##### AVAILABLE DATA

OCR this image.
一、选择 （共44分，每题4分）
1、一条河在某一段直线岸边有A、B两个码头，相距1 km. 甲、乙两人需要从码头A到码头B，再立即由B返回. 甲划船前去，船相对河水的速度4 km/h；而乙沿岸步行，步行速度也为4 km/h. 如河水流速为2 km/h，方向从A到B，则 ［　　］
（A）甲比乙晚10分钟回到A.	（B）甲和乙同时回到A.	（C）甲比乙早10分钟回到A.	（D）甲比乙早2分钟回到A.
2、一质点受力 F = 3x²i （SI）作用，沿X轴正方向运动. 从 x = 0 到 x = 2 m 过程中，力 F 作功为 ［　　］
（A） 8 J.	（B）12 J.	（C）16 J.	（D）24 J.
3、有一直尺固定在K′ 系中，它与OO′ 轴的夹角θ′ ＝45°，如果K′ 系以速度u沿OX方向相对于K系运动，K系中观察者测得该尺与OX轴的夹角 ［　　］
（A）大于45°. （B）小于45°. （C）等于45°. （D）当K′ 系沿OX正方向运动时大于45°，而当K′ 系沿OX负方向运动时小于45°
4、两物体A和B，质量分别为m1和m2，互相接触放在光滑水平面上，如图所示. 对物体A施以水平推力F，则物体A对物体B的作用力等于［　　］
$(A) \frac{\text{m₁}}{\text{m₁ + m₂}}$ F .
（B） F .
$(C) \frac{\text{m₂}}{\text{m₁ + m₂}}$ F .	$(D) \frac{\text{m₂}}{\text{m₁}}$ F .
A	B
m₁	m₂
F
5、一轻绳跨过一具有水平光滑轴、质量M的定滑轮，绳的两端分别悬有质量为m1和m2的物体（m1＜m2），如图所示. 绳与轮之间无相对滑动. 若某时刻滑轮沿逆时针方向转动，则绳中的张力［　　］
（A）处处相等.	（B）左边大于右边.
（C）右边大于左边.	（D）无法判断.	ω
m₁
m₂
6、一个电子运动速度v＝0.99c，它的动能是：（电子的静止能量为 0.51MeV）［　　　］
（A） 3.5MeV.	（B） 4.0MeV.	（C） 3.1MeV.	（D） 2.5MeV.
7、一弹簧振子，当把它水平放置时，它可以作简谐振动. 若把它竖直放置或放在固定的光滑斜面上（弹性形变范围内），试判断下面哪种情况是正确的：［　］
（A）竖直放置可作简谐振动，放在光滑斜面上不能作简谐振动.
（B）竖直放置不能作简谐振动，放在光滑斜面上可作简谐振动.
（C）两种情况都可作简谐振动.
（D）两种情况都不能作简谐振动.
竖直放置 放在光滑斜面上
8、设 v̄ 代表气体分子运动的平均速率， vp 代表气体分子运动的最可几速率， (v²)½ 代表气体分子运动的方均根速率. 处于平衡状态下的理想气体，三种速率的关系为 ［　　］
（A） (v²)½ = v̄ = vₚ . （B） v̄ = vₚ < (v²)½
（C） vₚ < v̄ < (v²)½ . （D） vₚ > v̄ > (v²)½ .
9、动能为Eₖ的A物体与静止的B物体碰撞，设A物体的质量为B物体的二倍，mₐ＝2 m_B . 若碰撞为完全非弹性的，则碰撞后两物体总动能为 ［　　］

##########

| WHAT IS ASKED |
Reproduce every entry shown above, precisely as it stands.

| THE RESPONSE |
OCR this image.
一、选择 （共44分，每题4分）
1、一条河在某一段直线岸边有A、B两个码头，相距1 km. 甲、乙两人需要从码头A到码头B，再立即由B返回. 甲划船前去，船相对河水的速度4 km/h；而乙沿岸步行，步行速度也为4 km/h. 如河水流速为2 km/h，方向从A到B，则 ［　　］
（A）甲比乙晚10分钟回到A.	（B）甲和乙同时回到A.	（C）甲比乙早10分钟回到A.	（D）甲比乙早2分钟回到A.
2、一质点受力 F = 3x²i （SI）作用，沿X轴正方向运动. 从 x = 0 到 x = 2 m 过程中，力 F 作功为 ［　　］
（A） 8 J.	（B）12 J.	（C）16 J.	（D）24 J.
3、有一直尺固定在K′ 系中，它与OO′ 轴的夹角θ′ ＝45°，如果K′ 系以速度u沿OX方向相对于K系运动，K系中观察者测得该尺与OX轴的夹角 ［　　］
（A）大于45°. （B）小于45°. （C）等于45°. （D）当K′ 系沿OX正方向运动时大于45°，而当K′ 系沿OX负方向运动时小于45°
4、两物体A和B，质量分别为m1和m2，互相接触放在光滑水平面上，如图所示. 对物体A施以水平推力F，则物体A对物体B的作用力等于［　　］
$(A) \frac{\text{m₁}}{\text{m₁ + m₂}}$ F .
（B） F .
$(C) \frac{\text{m₂}}{\text{m₁ + m₂}}$ F .	$(D) \frac{\text{m₂}}{\text{m₁}}$ F .
A	B
m₁	m₂
F
5、一轻绳跨过一具有水平光滑轴、质量M的定滑轮，绳的两端分别悬有质量为m1和m2的物体（m1＜m2），如图所示. 绳与轮之间无相对滑动. 若某时刻滑轮沿逆时针方向转动，则绳中的张力［　　］
（A）处处相等.	（B）左边大于右边.
（C）右边大于左边.	（D）无法判断.	ω
m₁
m₂
6、一个电子运动速度v＝0.99c，它的动能是：（电子的静止能量为 0.51MeV）［　　　］
（A） 3.5MeV.	（B） 4.0MeV.	（C） 3.1MeV.	（D） 2.5MeV.
7、一弹簧振子，当把它水平放置时，它可以作简谐振动. 若把它竖直放置或放在固定的光滑斜面上（弹性形变范围内），试判断下面哪种情况是正确的：［　］
（A）竖直放置可作简谐振动，放在光滑斜面上不能作简谐振动.
（B）竖直放置不能作简谐振动，放在光滑斜面上可作简谐振动.
（C）两种情况都可作简谐振动.
（D）两种情况都不能作简谐振动.
竖直放置 放在光滑斜面上
8、设 v̄ 代表气体分子运动的平均速率， vp 代表气体分子运动的最可几速率， (v²)½ 代表气体分子运动的方均根速率. 处于平衡状态下的理想气体，三种速率的关系为 ［　　］
（A） (v²)½ = v̄ = vₚ . （B） v̄ = vₚ < (v²)½
（C） vₚ < v̄ < (v²)½ . （D） vₚ > v̄ > (v²)½ .
9、动能为Eₖ的A物体与静止的B物体碰撞，设A物体的质量为B物体的二倍，mₐ＝2 m_B . 若碰撞为完全非弹性的，则碰撞后两物体总动能为 ［　　］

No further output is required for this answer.